From the listing below, pick out each line with the word "JSON".

[BEGIN Data records]

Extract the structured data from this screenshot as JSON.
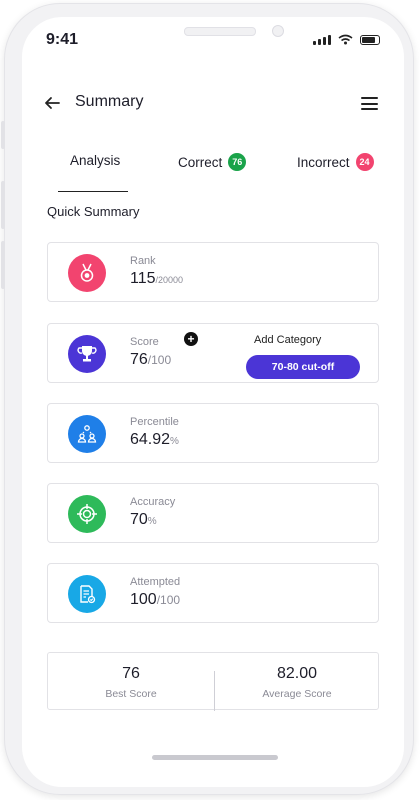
{
  "status_bar": {
    "time": "9:41"
  },
  "header": {
    "title": "Summary"
  },
  "tabs": [
    {
      "label": "Analysis"
    },
    {
      "label": "Correct",
      "count": "76"
    },
    {
      "label": "Incorrect",
      "count": "24"
    }
  ],
  "section_title": "Quick Summary",
  "cards": {
    "rank": {
      "label": "Rank",
      "value": "115",
      "unit": "/20000"
    },
    "score": {
      "label": "Score",
      "value": "76",
      "unit": "/100",
      "add_category_label": "Add Category",
      "cutoff_label": "70-80 cut-off"
    },
    "percentile": {
      "label": "Percentile",
      "value": "64.92",
      "unit": "%"
    },
    "accuracy": {
      "label": "Accuracy",
      "value": "70",
      "unit": "%"
    },
    "attempted": {
      "label": "Attempted",
      "value": "100",
      "unit": "/100"
    }
  },
  "summary": {
    "best": {
      "value": "76",
      "label": "Best Score"
    },
    "average": {
      "value": "82.00",
      "label": "Average Score"
    }
  },
  "colors": {
    "rank_icon": "#f2446f",
    "score_icon": "#4b35d6",
    "percentile_icon": "#1f7fe8",
    "accuracy_icon": "#2eba5a",
    "attempted_icon": "#18a8e6",
    "correct_badge": "#1aa34a",
    "incorrect_badge": "#f2446f",
    "accent": "#4b35d6"
  },
  "icons": {
    "rank": "medal-icon",
    "score": "trophy-icon",
    "percentile": "group-icon",
    "accuracy": "target-icon",
    "attempted": "document-icon"
  }
}
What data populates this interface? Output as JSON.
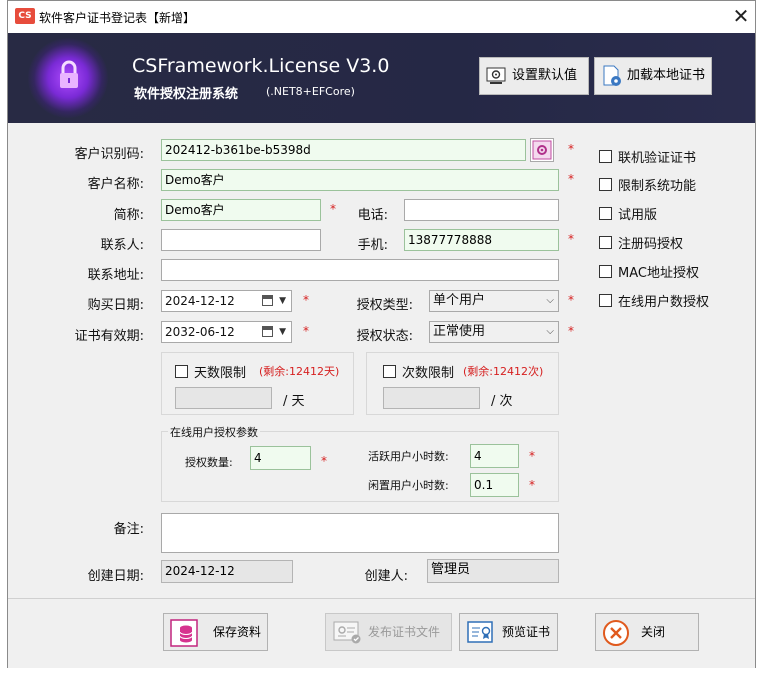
{
  "window": {
    "title": "软件客户证书登记表【新增】",
    "app_icon": "CS"
  },
  "banner": {
    "title": "CSFramework.License V3.0",
    "subtitle": "软件授权注册系统",
    "tech": "(.NET8+EFCore)",
    "btn_default": "设置默认值",
    "btn_load_cert": "加载本地证书"
  },
  "form": {
    "customer_id_label": "客户识别码:",
    "customer_id": "202412-b361be-b5398d",
    "customer_name_label": "客户名称:",
    "customer_name": "Demo客户",
    "short_name_label": "简称:",
    "short_name": "Demo客户",
    "phone_label": "电话:",
    "phone": "",
    "contact_label": "联系人:",
    "contact": "",
    "mobile_label": "手机:",
    "mobile": "13877778888",
    "address_label": "联系地址:",
    "address": "",
    "purchase_date_label": "购买日期:",
    "purchase_date": "2024-12-12",
    "license_type_label": "授权类型:",
    "license_type": "单个用户",
    "expire_label": "证书有效期:",
    "expire_date": "2032-06-12",
    "license_status_label": "授权状态:",
    "license_status": "正常使用",
    "days_limit_label": "天数限制",
    "days_remaining": "(剩余:12412天)",
    "days_unit": "/ 天",
    "times_limit_label": "次数限制",
    "times_remaining": "(剩余:12412次)",
    "times_unit": "/ 次",
    "online_group_title": "在线用户授权参数",
    "license_count_label": "授权数量:",
    "license_count": "4",
    "active_hours_label": "活跃用户小时数:",
    "active_hours": "4",
    "idle_hours_label": "闲置用户小时数:",
    "idle_hours": "0.1",
    "remark_label": "备注:",
    "remark": "",
    "created_date_label": "创建日期:",
    "created_date": "2024-12-12",
    "creator_label": "创建人:",
    "creator": "管理员",
    "required_mark": "*"
  },
  "options": {
    "online_verify": "联机验证证书",
    "limit_features": "限制系统功能",
    "trial": "试用版",
    "reg_code": "注册码授权",
    "mac": "MAC地址授权",
    "online_users": "在线用户数授权"
  },
  "footer": {
    "save": "保存资料",
    "publish": "发布证书文件",
    "preview": "预览证书",
    "close": "关闭"
  },
  "colors": {
    "banner_bg": "#282a44",
    "required": "#d62020",
    "highlight_field": "#f0fbef"
  }
}
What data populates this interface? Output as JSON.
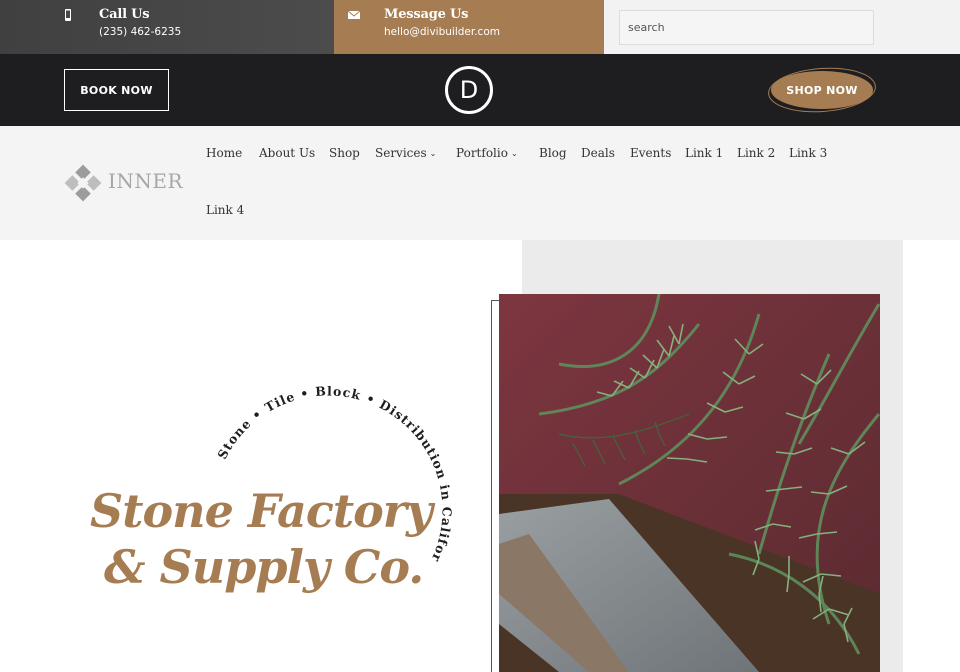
{
  "topbar": {
    "call": {
      "title": "Call Us",
      "value": "(235) 462-6235",
      "icon": "phone-icon"
    },
    "message": {
      "title": "Message Us",
      "value": "hello@divibuilder.com",
      "icon": "envelope-icon"
    },
    "search": {
      "placeholder": "search"
    }
  },
  "header": {
    "book_label": "BOOK NOW",
    "logo_letter": "D",
    "shop_label": "SHOP NOW"
  },
  "brand": {
    "name": "INNER"
  },
  "nav": {
    "items": [
      {
        "label": "Home"
      },
      {
        "label": "About Us"
      },
      {
        "label": "Shop"
      },
      {
        "label": "Services",
        "has_dropdown": true
      },
      {
        "label": "Portfolio",
        "has_dropdown": true
      },
      {
        "label": "Blog"
      },
      {
        "label": "Deals"
      },
      {
        "label": "Events"
      },
      {
        "label": "Link 1"
      },
      {
        "label": "Link 2"
      },
      {
        "label": "Link 3"
      },
      {
        "label": "Link 4"
      }
    ]
  },
  "hero": {
    "arc_text": "Stone • Tile • Block • Distribution in California",
    "title_line1": "Stone Factory",
    "title_line2": "& Supply Co."
  },
  "colors": {
    "accent": "#a67d53",
    "dark": "#1e1e20",
    "topbar_gray": "#484848",
    "nav_bg": "#f4f4f4"
  }
}
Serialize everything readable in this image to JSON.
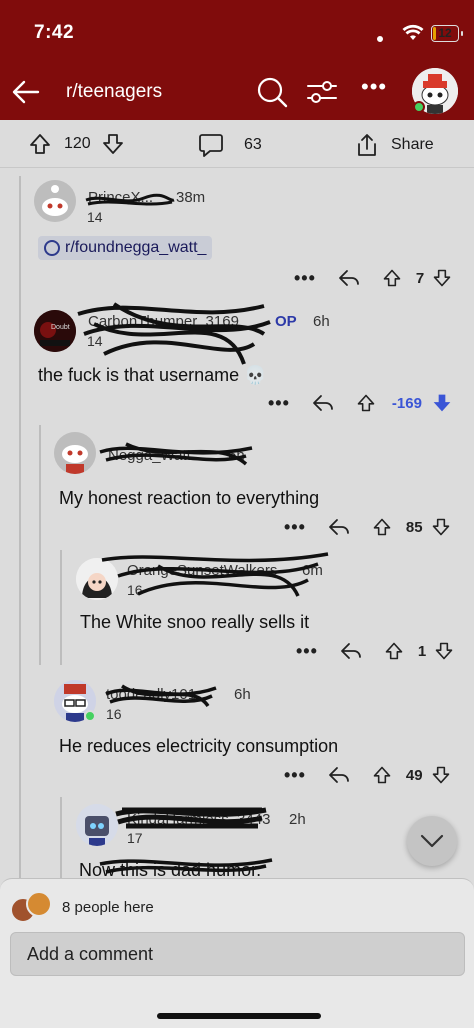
{
  "status": {
    "time": "7:42",
    "battery": "12",
    "battery_level": 0.12
  },
  "header": {
    "subreddit": "r/teenagers",
    "icons": [
      "back-arrow-icon",
      "search-icon",
      "filter-icon",
      "more-icon",
      "avatar"
    ]
  },
  "post_actions": {
    "upvotes": "120",
    "comments": "63",
    "share_label": "Share"
  },
  "comments": [
    {
      "author": "PrinceX...",
      "time": "38m",
      "karma": "14",
      "flair": "r/foundnegga_watt_",
      "votes": "7"
    },
    {
      "author": "CarbonThumper_3169",
      "op_label": "OP",
      "time": "6h",
      "karma": "14",
      "avatar_text": "Doubt",
      "body": "the fuck is that username 💀",
      "votes": "-169"
    },
    {
      "author": "Negga_Watt",
      "time": "6h",
      "body": "My honest reaction to everything",
      "votes": "85"
    },
    {
      "author": "OrangeSunsetWalkers",
      "time": "6m",
      "karma": "16",
      "body": "The White snoo really sells it",
      "votes": "1"
    },
    {
      "author": "toodeadly101",
      "time": "6h",
      "karma": "16",
      "body": "He reduces electricity consumption",
      "votes": "49"
    },
    {
      "author": "KindaHarmless_3443",
      "time": "2h",
      "karma": "17",
      "body": "Now this is dad humor."
    }
  ],
  "bottom": {
    "people_here": "8 people here",
    "add_comment_placeholder": "Add a comment"
  },
  "colors": {
    "header": "#800c0c",
    "downvote_active": "#3a55d6",
    "online": "#46d160"
  }
}
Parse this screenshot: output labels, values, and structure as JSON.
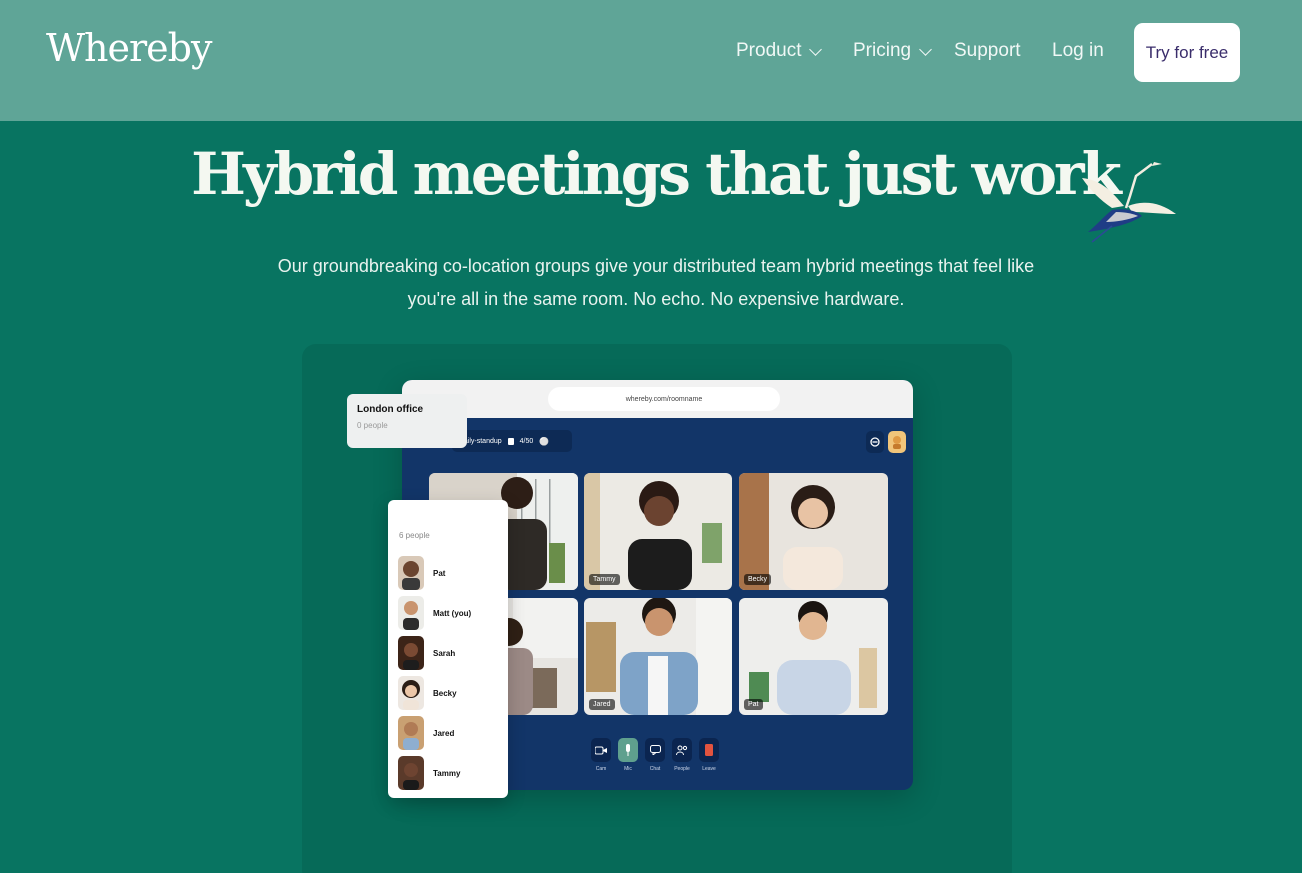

[END Data records]

Output of the task:
Extract the structured data from this screenshot as JSON.
What data populates this interface? Output as JSON.
What data populates this interface? Output as JSON.
Serialize everything readable in this image to JSON.
Parse this screenshot: output labels, values, and structure as JSON.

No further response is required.